[Dataset excerpt]
┏━━

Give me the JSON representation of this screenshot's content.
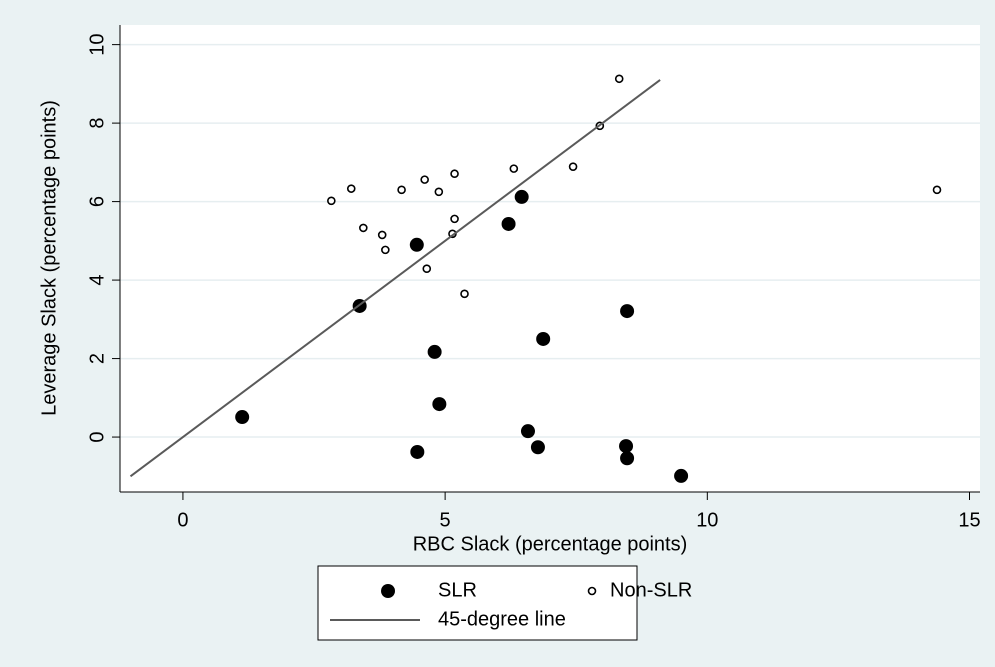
{
  "chart_data": {
    "type": "scatter",
    "x_label": "RBC Slack (percentage points)",
    "y_label": "Leverage Slack (percentage points)",
    "xlim": [
      -1.2,
      15.2
    ],
    "ylim": [
      -1.4,
      10.5
    ],
    "xticks": [
      0,
      5,
      10,
      15
    ],
    "yticks": [
      0,
      2,
      4,
      6,
      8,
      10
    ],
    "grid": true,
    "series": [
      {
        "name": "SLR",
        "color": "#000000",
        "marker": "filled",
        "x": [
          1.13,
          3.37,
          4.46,
          4.47,
          4.8,
          4.89,
          6.21,
          6.46,
          6.58,
          6.77,
          6.87,
          8.47,
          8.45,
          8.47,
          9.5
        ],
        "values": [
          0.51,
          3.34,
          4.9,
          -0.38,
          2.17,
          0.84,
          5.43,
          6.12,
          0.15,
          -0.26,
          2.5,
          3.21,
          -0.23,
          -0.54,
          -0.99
        ]
      },
      {
        "name": "Non-SLR",
        "color": "#000000",
        "marker": "hollow",
        "x": [
          2.83,
          3.21,
          3.44,
          3.8,
          3.86,
          4.17,
          4.61,
          4.65,
          4.88,
          5.14,
          5.18,
          5.18,
          5.37,
          6.31,
          7.44,
          7.95,
          8.32,
          14.38
        ],
        "values": [
          6.02,
          6.33,
          5.33,
          5.15,
          4.77,
          6.3,
          6.56,
          4.29,
          6.25,
          5.18,
          6.71,
          5.56,
          3.65,
          6.84,
          6.89,
          7.93,
          9.13,
          6.3
        ]
      },
      {
        "name": "45-degree line",
        "color": "#5a5a5a",
        "marker": "line",
        "x": [
          -1,
          9.1
        ],
        "values": [
          -1,
          9.1
        ]
      }
    ]
  }
}
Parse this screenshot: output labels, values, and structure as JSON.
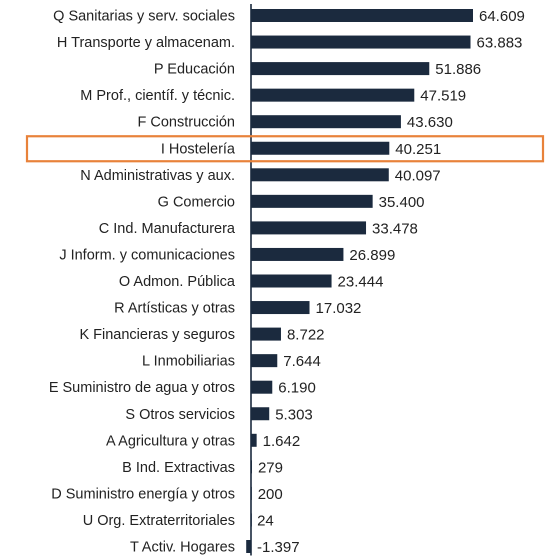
{
  "chart_data": {
    "type": "bar",
    "orientation": "horizontal",
    "categories": [
      "Q Sanitarias y serv. sociales",
      "H Transporte y almacenam.",
      "P Educación",
      "M Prof., científ. y técnic.",
      "F Construcción",
      "I Hostelería",
      "N Administrativas y  aux.",
      "G Comercio",
      "C Ind. Manufacturera",
      "J Inform. y comunicaciones",
      "O Admon. Pública",
      "R Artísticas y otras",
      "K Financieras y seguros",
      "L Inmobiliarias",
      "E Suministro de agua y otros",
      "S Otros servicios",
      "A Agricultura y otras",
      "B Ind. Extractivas",
      "D Suministro energía y otros",
      "U Org. Extraterritoriales",
      "T Activ. Hogares"
    ],
    "values": [
      64609,
      63883,
      51886,
      47519,
      43630,
      40251,
      40097,
      35400,
      33478,
      26899,
      23444,
      17032,
      8722,
      7644,
      6190,
      5303,
      1642,
      279,
      200,
      24,
      -1397
    ],
    "value_labels": [
      "64.609",
      "63.883",
      "51.886",
      "47.519",
      "43.630",
      "40.251",
      "40.097",
      "35.400",
      "33.478",
      "26.899",
      "23.444",
      "17.032",
      "8.722",
      "7.644",
      "6.190",
      "5.303",
      "1.642",
      "279",
      "200",
      "24",
      "-1.397"
    ],
    "highlighted_category": "I Hostelería",
    "colors": {
      "bar": "#1b2a3e",
      "negative_label": "#e0201b",
      "highlight_box": "#e8823a",
      "text": "#222222",
      "axis": "#1b2a3e"
    },
    "title": "",
    "xlabel": "",
    "ylabel": "",
    "grid": false
  }
}
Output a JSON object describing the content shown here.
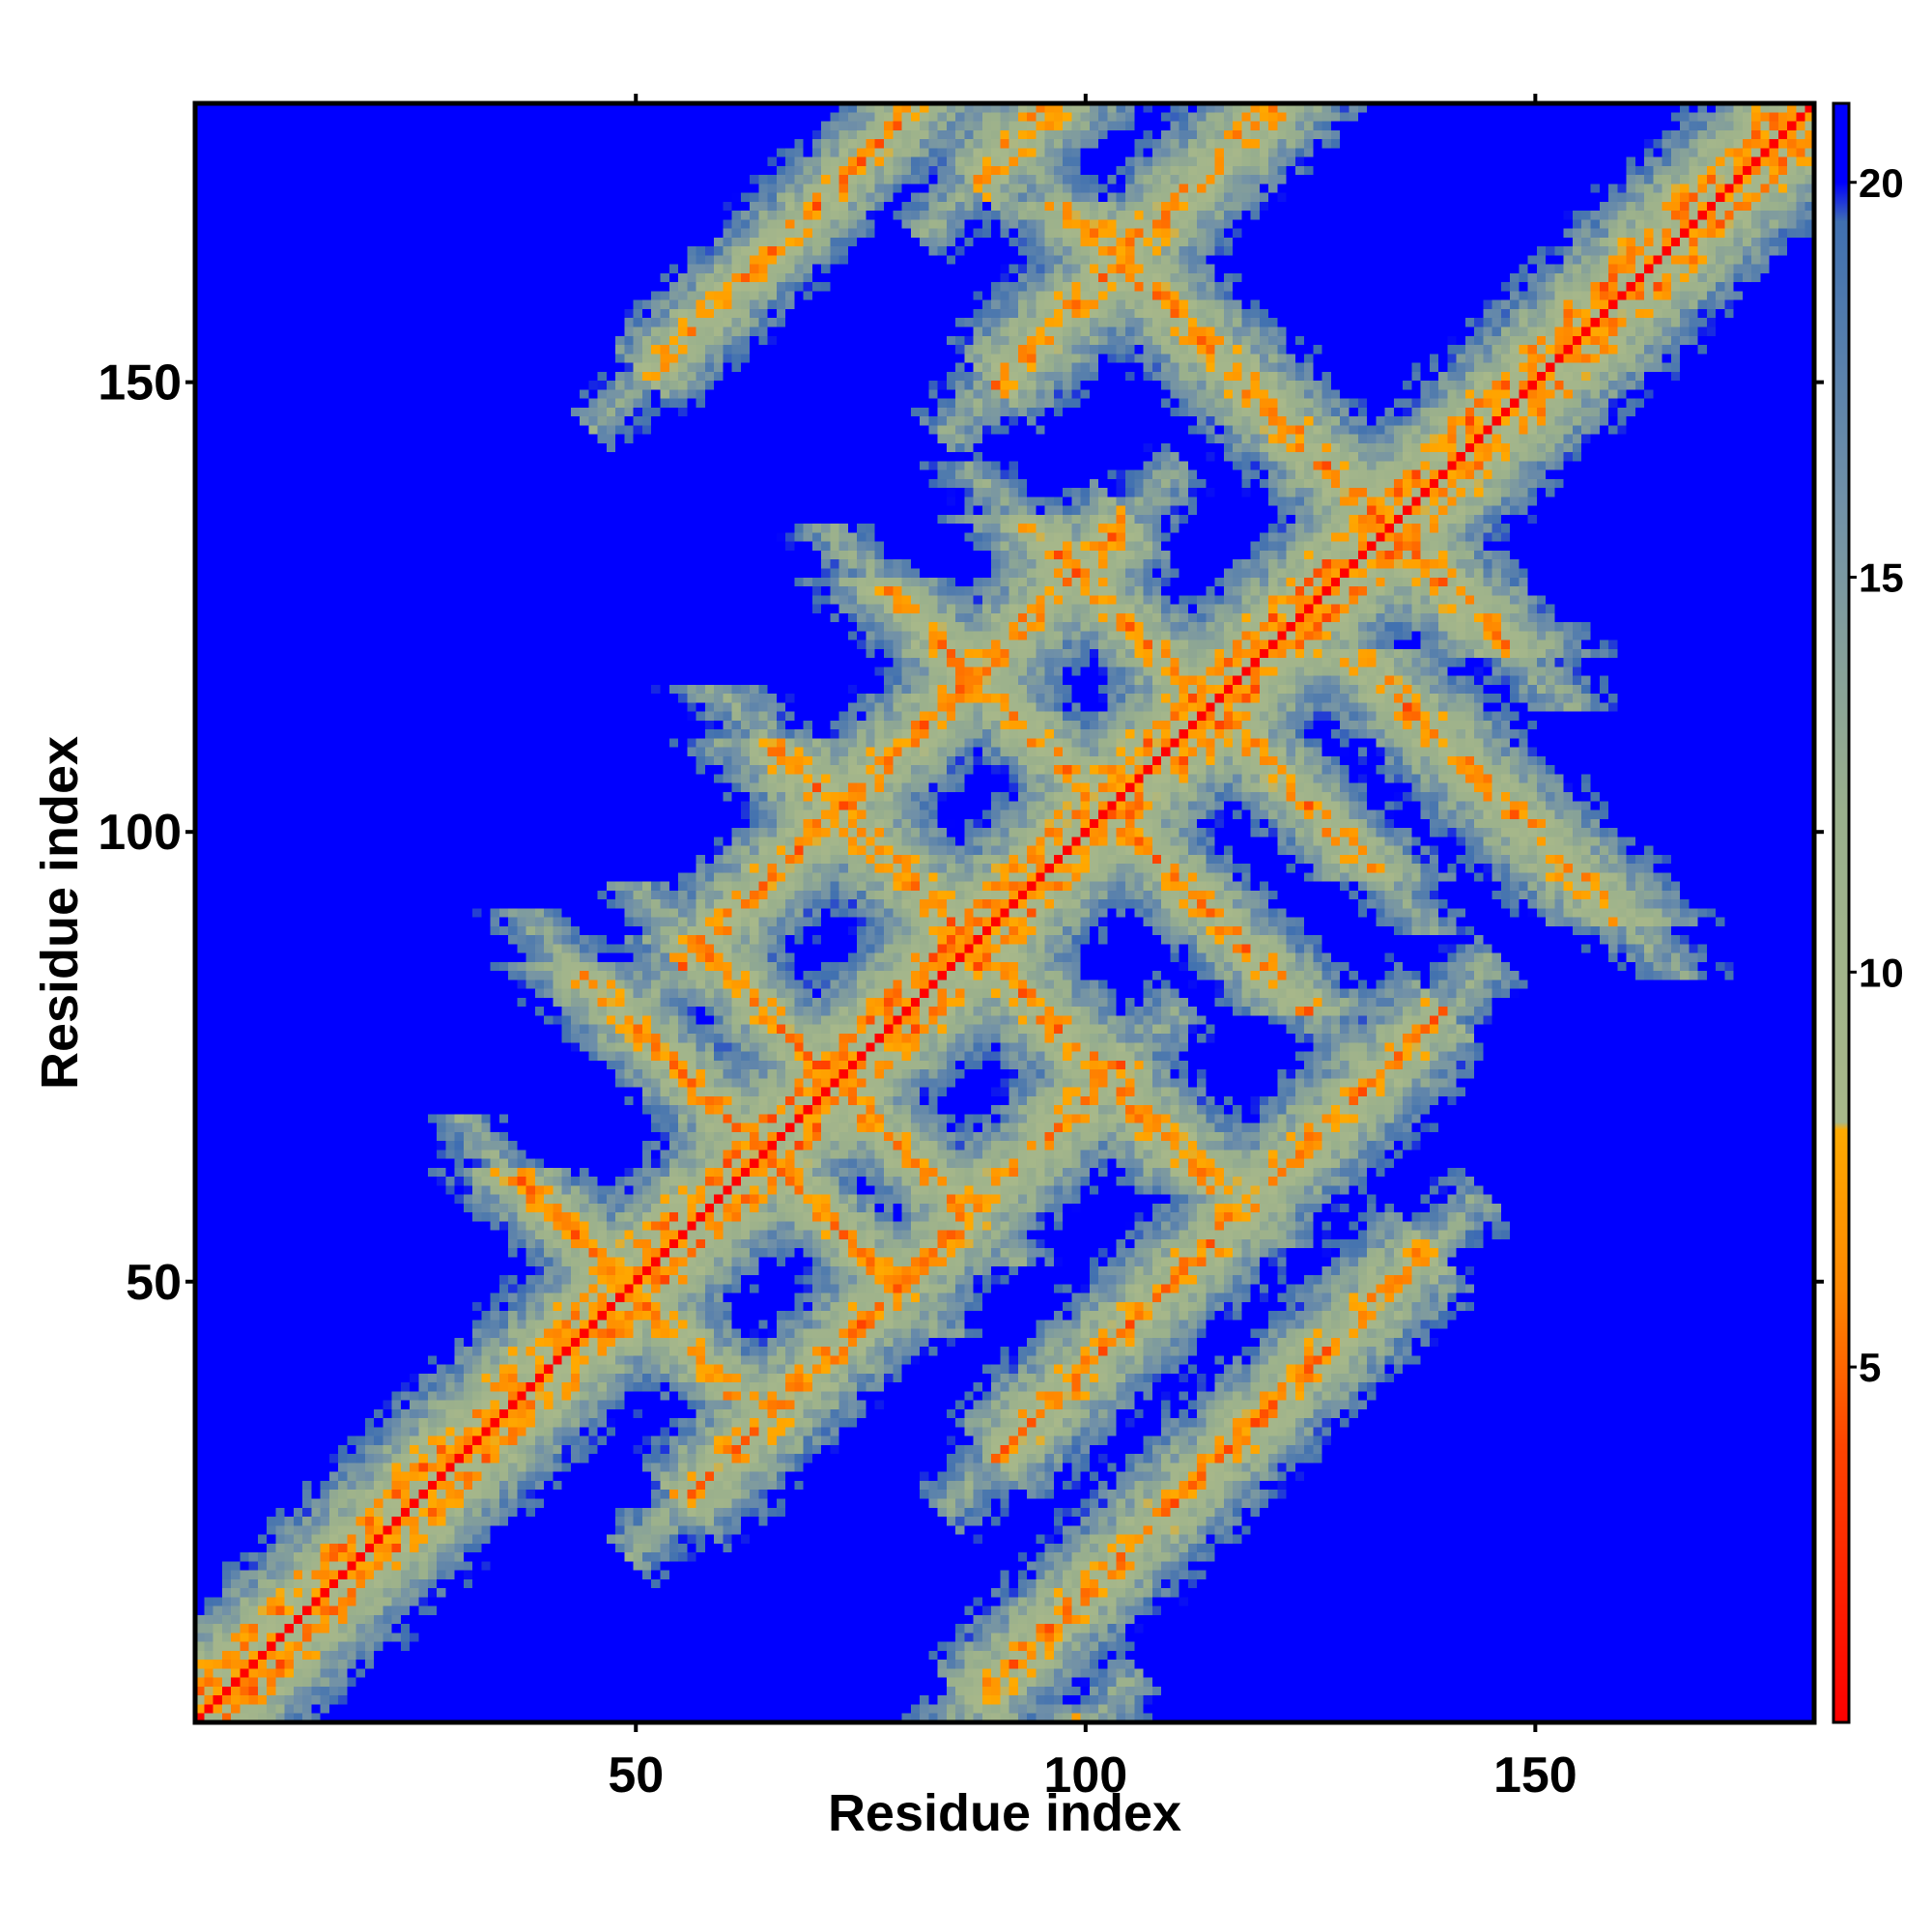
{
  "chart_data": {
    "type": "heatmap",
    "title": "",
    "xlabel": "Residue index",
    "ylabel": "Residue index",
    "xlim": [
      1,
      181
    ],
    "ylim": [
      1,
      181
    ],
    "x_ticks": [
      50,
      100,
      150
    ],
    "y_ticks": [
      50,
      100,
      150
    ],
    "x_tick_labels": [
      "50",
      "100",
      "150"
    ],
    "y_tick_labels": [
      "50",
      "100",
      "150"
    ],
    "n_residues": 181,
    "colorbar": {
      "range": [
        0.5,
        21
      ],
      "ticks": [
        5,
        10,
        15,
        20
      ],
      "tick_labels": [
        "5",
        "10",
        "15",
        "20"
      ],
      "stops": [
        {
          "value": 0.5,
          "color": "#ff0000"
        },
        {
          "value": 4.0,
          "color": "#ff4400"
        },
        {
          "value": 6.0,
          "color": "#ff8800"
        },
        {
          "value": 8.0,
          "color": "#ffaa00"
        },
        {
          "value": 8.1,
          "color": "#a8b88a"
        },
        {
          "value": 12.0,
          "color": "#9ab08c"
        },
        {
          "value": 16.0,
          "color": "#7090a8"
        },
        {
          "value": 19.5,
          "color": "#4070b0"
        },
        {
          "value": 20.0,
          "color": "#0000ff"
        },
        {
          "value": 21.0,
          "color": "#0000ff"
        }
      ]
    },
    "background_color": "#0000ff",
    "contact_bands": [
      {
        "kind": "diagonal",
        "offset": 0,
        "from": 1,
        "to": 181,
        "width": 2.2
      },
      {
        "kind": "diagonal",
        "offset": 3,
        "from": 1,
        "to": 181,
        "width": 3.0
      },
      {
        "kind": "diagonal",
        "offset": -3,
        "from": 1,
        "to": 181,
        "width": 3.0
      },
      {
        "kind": "anti",
        "sum": 98,
        "from": 37,
        "to": 62,
        "width": 2.5
      },
      {
        "kind": "anti",
        "sum": 128,
        "from": 50,
        "to": 85,
        "width": 2.5
      },
      {
        "kind": "anti",
        "sum": 144,
        "from": 58,
        "to": 88,
        "width": 2.5
      },
      {
        "kind": "anti",
        "sum": 205,
        "from": 80,
        "to": 128,
        "width": 2.5
      },
      {
        "kind": "anti",
        "sum": 228,
        "from": 95,
        "to": 135,
        "width": 2.5
      },
      {
        "kind": "diagonal",
        "offset": 100,
        "from": 1,
        "to": 50,
        "width": 2.5
      },
      {
        "kind": "diagonal",
        "offset": -100,
        "from": 101,
        "to": 181,
        "width": 2.5
      },
      {
        "kind": "diagonal",
        "offset": 30,
        "from": 40,
        "to": 90,
        "width": 3.0
      },
      {
        "kind": "diagonal",
        "offset": -30,
        "from": 70,
        "to": 120,
        "width": 3.0
      },
      {
        "kind": "diagonal",
        "offset": 60,
        "from": 60,
        "to": 110,
        "width": 3.0
      },
      {
        "kind": "diagonal",
        "offset": -60,
        "from": 120,
        "to": 170,
        "width": 3.0
      },
      {
        "kind": "diagonal",
        "offset": -85,
        "from": 130,
        "to": 181,
        "width": 3.0
      },
      {
        "kind": "diagonal",
        "offset": 85,
        "from": 45,
        "to": 96,
        "width": 3.0
      },
      {
        "kind": "anti",
        "sum": 268,
        "from": 120,
        "to": 170,
        "width": 3.0
      },
      {
        "kind": "anti",
        "sum": 250,
        "from": 90,
        "to": 120,
        "width": 3.0
      },
      {
        "kind": "anti",
        "sum": 175,
        "from": 60,
        "to": 110,
        "width": 3.0
      }
    ]
  }
}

┗━━

*TASK OBJECTIVE*. Return the listing above unchanged, apart from dropping its pictures.

*FINAL RESULT*.
Give me the JSON representation of this screenshot's content.
{
  "chart_data": {
    "type": "scatter",
    "x_label": "RBC Slack (percentage points)",
    "y_label": "Leverage Slack (percentage points)",
    "xlim": [
      -1.2,
      15.2
    ],
    "ylim": [
      -1.4,
      10.5
    ],
    "xticks": [
      0,
      5,
      10,
      15
    ],
    "yticks": [
      0,
      2,
      4,
      6,
      8,
      10
    ],
    "grid": true,
    "series": [
      {
        "name": "SLR",
        "color": "#000000",
        "marker": "filled",
        "x": [
          1.13,
          3.37,
          4.46,
          4.47,
          4.8,
          4.89,
          6.21,
          6.46,
          6.58,
          6.77,
          6.87,
          8.47,
          8.45,
          8.47,
          9.5
        ],
        "values": [
          0.51,
          3.34,
          4.9,
          -0.38,
          2.17,
          0.84,
          5.43,
          6.12,
          0.15,
          -0.26,
          2.5,
          3.21,
          -0.23,
          -0.54,
          -0.99
        ]
      },
      {
        "name": "Non-SLR",
        "color": "#000000",
        "marker": "hollow",
        "x": [
          2.83,
          3.21,
          3.44,
          3.8,
          3.86,
          4.17,
          4.61,
          4.65,
          4.88,
          5.14,
          5.18,
          5.18,
          5.37,
          6.31,
          7.44,
          7.95,
          8.32,
          14.38
        ],
        "values": [
          6.02,
          6.33,
          5.33,
          5.15,
          4.77,
          6.3,
          6.56,
          4.29,
          6.25,
          5.18,
          6.71,
          5.56,
          3.65,
          6.84,
          6.89,
          7.93,
          9.13,
          6.3
        ]
      },
      {
        "name": "45-degree line",
        "color": "#5a5a5a",
        "marker": "line",
        "x": [
          -1,
          9.1
        ],
        "values": [
          -1,
          9.1
        ]
      }
    ]
  }
}
Parse this screenshot: output labels, values, and structure as JSON.
{
  "chart_data": {
    "type": "bar",
    "orientation": "horizontal",
    "categories": [
      "Q Sanitarias y serv. sociales",
      "H Transporte y almacenam.",
      "P Educación",
      "M Prof., científ. y técnic.",
      "F Construcción",
      "I Hostelería",
      "N Administrativas y  aux.",
      "G Comercio",
      "C Ind. Manufacturera",
      "J Inform. y comunicaciones",
      "O Admon. Pública",
      "R Artísticas y otras",
      "K Financieras y seguros",
      "L Inmobiliarias",
      "E Suministro de agua y otros",
      "S Otros servicios",
      "A Agricultura y otras",
      "B Ind. Extractivas",
      "D Suministro energía y otros",
      "U Org. Extraterritoriales",
      "T Activ. Hogares"
    ],
    "values": [
      64609,
      63883,
      51886,
      47519,
      43630,
      40251,
      40097,
      35400,
      33478,
      26899,
      23444,
      17032,
      8722,
      7644,
      6190,
      5303,
      1642,
      279,
      200,
      24,
      -1397
    ],
    "value_labels": [
      "64.609",
      "63.883",
      "51.886",
      "47.519",
      "43.630",
      "40.251",
      "40.097",
      "35.400",
      "33.478",
      "26.899",
      "23.444",
      "17.032",
      "8.722",
      "7.644",
      "6.190",
      "5.303",
      "1.642",
      "279",
      "200",
      "24",
      "-1.397"
    ],
    "highlighted_category": "I Hostelería",
    "colors": {
      "bar": "#1b2a3e",
      "negative_label": "#e0201b",
      "highlight_box": "#e8823a",
      "text": "#222222",
      "axis": "#1b2a3e"
    },
    "title": "",
    "xlabel": "",
    "ylabel": "",
    "grid": false
  }
}
Output a JSON object describing the content shown here.
{
  "chart_data": {
    "type": "heatmap",
    "title": "",
    "xlabel": "Residue index",
    "ylabel": "Residue index",
    "xlim": [
      1,
      181
    ],
    "ylim": [
      1,
      181
    ],
    "x_ticks": [
      50,
      100,
      150
    ],
    "y_ticks": [
      50,
      100,
      150
    ],
    "x_tick_labels": [
      "50",
      "100",
      "150"
    ],
    "y_tick_labels": [
      "50",
      "100",
      "150"
    ],
    "n_residues": 181,
    "colorbar": {
      "range": [
        0.5,
        21
      ],
      "ticks": [
        5,
        10,
        15,
        20
      ],
      "tick_labels": [
        "5",
        "10",
        "15",
        "20"
      ],
      "stops": [
        {
          "value": 0.5,
          "color": "#ff0000"
        },
        {
          "value": 4.0,
          "color": "#ff4400"
        },
        {
          "value": 6.0,
          "color": "#ff8800"
        },
        {
          "value": 8.0,
          "color": "#ffaa00"
        },
        {
          "value": 8.1,
          "color": "#a8b88a"
        },
        {
          "value": 12.0,
          "color": "#9ab08c"
        },
        {
          "value": 16.0,
          "color": "#7090a8"
        },
        {
          "value": 19.5,
          "color": "#4070b0"
        },
        {
          "value": 20.0,
          "color": "#0000ff"
        },
        {
          "value": 21.0,
          "color": "#0000ff"
        }
      ]
    },
    "background_color": "#0000ff",
    "contact_bands": [
      {
        "kind": "diagonal",
        "offset": 0,
        "from": 1,
        "to": 181,
        "width": 2.2
      },
      {
        "kind": "diagonal",
        "offset": 3,
        "from": 1,
        "to": 181,
        "width": 3.0
      },
      {
        "kind": "diagonal",
        "offset": -3,
        "from": 1,
        "to": 181,
        "width": 3.0
      },
      {
        "kind": "anti",
        "sum": 98,
        "from": 37,
        "to": 62,
        "width": 2.5
      },
      {
        "kind": "anti",
        "sum": 128,
        "from": 50,
        "to": 85,
        "width": 2.5
      },
      {
        "kind": "anti",
        "sum": 144,
        "from": 58,
        "to": 88,
        "width": 2.5
      },
      {
        "kind": "anti",
        "sum": 205,
        "from": 80,
        "to": 128,
        "width": 2.5
      },
      {
        "kind": "anti",
        "sum": 228,
        "from": 95,
        "to": 135,
        "width": 2.5
      },
      {
        "kind": "diagonal",
        "offset": 100,
        "from": 1,
        "to": 50,
        "width": 2.5
      },
      {
        "kind": "diagonal",
        "offset": -100,
        "from": 101,
        "to": 181,
        "width": 2.5
      },
      {
        "kind": "diagonal",
        "offset": 30,
        "from": 40,
        "to": 90,
        "width": 3.0
      },
      {
        "kind": "diagonal",
        "offset": -30,
        "from": 70,
        "to": 120,
        "width": 3.0
      },
      {
        "kind": "diagonal",
        "offset": 60,
        "from": 60,
        "to": 110,
        "width": 3.0
      },
      {
        "kind": "diagonal",
        "offset": -60,
        "from": 120,
        "to": 170,
        "width": 3.0
      },
      {
        "kind": "diagonal",
        "offset": -85,
        "from": 130,
        "to": 181,
        "width": 3.0
      },
      {
        "kind": "diagonal",
        "offset": 85,
        "from": 45,
        "to": 96,
        "width": 3.0
      },
      {
        "kind": "anti",
        "sum": 268,
        "from": 120,
        "to": 170,
        "width": 3.0
      },
      {
        "kind": "anti",
        "sum": 250,
        "from": 90,
        "to": 120,
        "width": 3.0
      },
      {
        "kind": "anti",
        "sum": 175,
        "from": 60,
        "to": 110,
        "width": 3.0
      }
    ]
  }
}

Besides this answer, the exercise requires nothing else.